TASK GOAL: Your task is to tally the lines of the listing containing the word "that" and report the figure alone.

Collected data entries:
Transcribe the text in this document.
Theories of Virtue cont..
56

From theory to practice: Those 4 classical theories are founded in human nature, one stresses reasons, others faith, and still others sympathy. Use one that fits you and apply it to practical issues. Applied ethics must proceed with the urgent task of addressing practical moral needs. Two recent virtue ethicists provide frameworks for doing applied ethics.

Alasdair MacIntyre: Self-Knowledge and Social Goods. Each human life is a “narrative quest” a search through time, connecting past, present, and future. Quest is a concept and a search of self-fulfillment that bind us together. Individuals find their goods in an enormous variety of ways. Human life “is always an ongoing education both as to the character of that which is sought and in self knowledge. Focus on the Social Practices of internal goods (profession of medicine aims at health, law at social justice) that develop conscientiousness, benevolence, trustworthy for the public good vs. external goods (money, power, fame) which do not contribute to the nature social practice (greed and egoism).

* * *

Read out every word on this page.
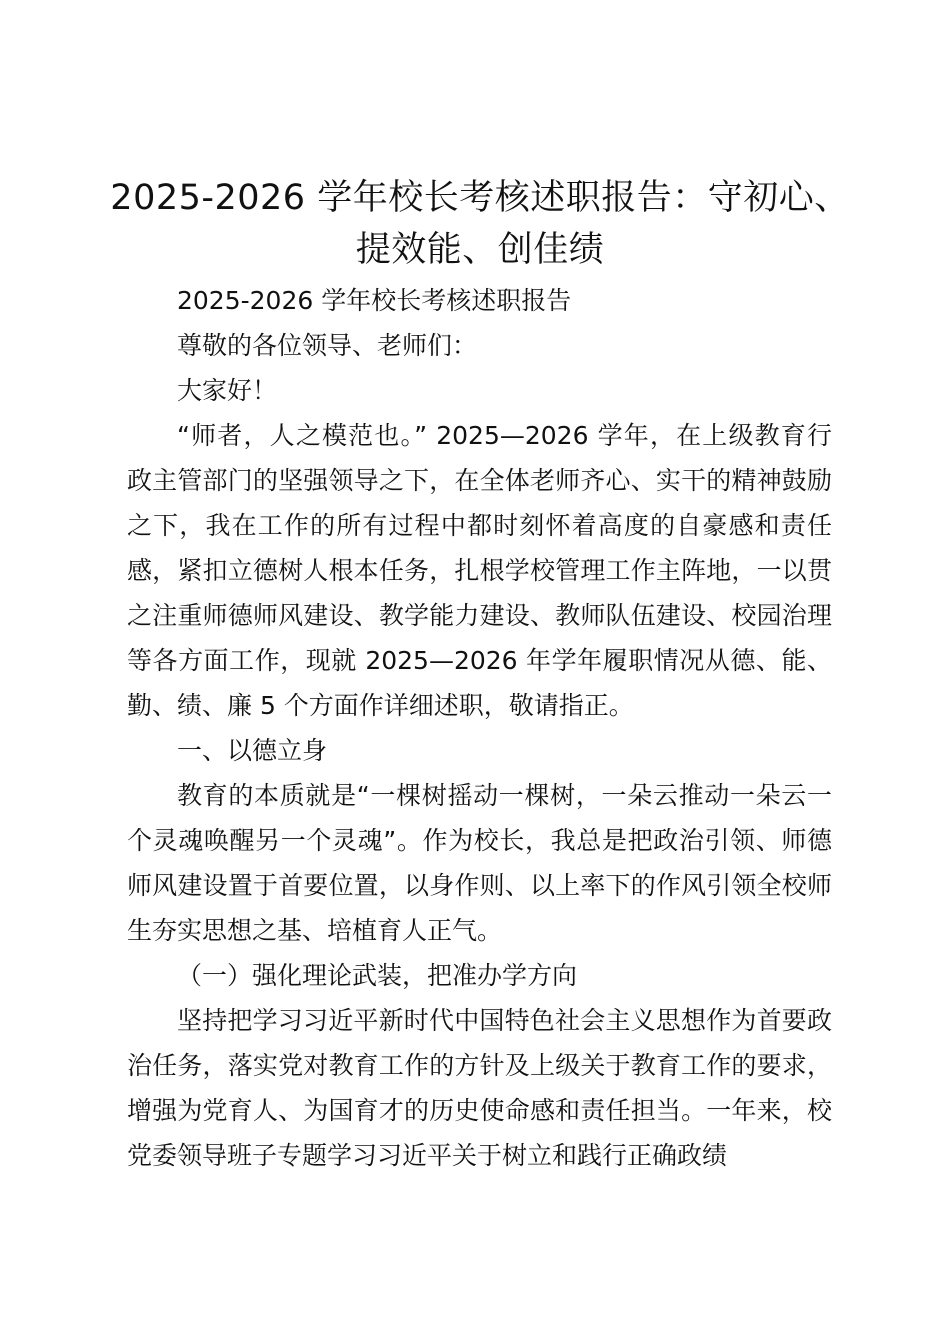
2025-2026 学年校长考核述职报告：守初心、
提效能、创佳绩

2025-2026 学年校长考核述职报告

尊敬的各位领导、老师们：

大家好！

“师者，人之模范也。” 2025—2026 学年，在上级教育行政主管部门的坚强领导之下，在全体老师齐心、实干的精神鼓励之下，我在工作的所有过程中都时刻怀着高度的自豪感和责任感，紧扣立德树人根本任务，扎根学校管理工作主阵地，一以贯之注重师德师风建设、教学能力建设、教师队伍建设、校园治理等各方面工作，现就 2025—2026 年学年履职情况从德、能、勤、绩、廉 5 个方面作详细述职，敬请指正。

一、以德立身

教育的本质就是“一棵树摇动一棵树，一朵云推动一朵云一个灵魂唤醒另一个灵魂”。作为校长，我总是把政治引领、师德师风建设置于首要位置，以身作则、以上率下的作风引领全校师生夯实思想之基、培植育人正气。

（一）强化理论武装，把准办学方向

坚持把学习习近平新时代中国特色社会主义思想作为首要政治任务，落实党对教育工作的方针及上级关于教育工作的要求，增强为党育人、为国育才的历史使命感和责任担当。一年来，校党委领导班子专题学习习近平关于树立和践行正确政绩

ANSWER FOR THE TASK: 2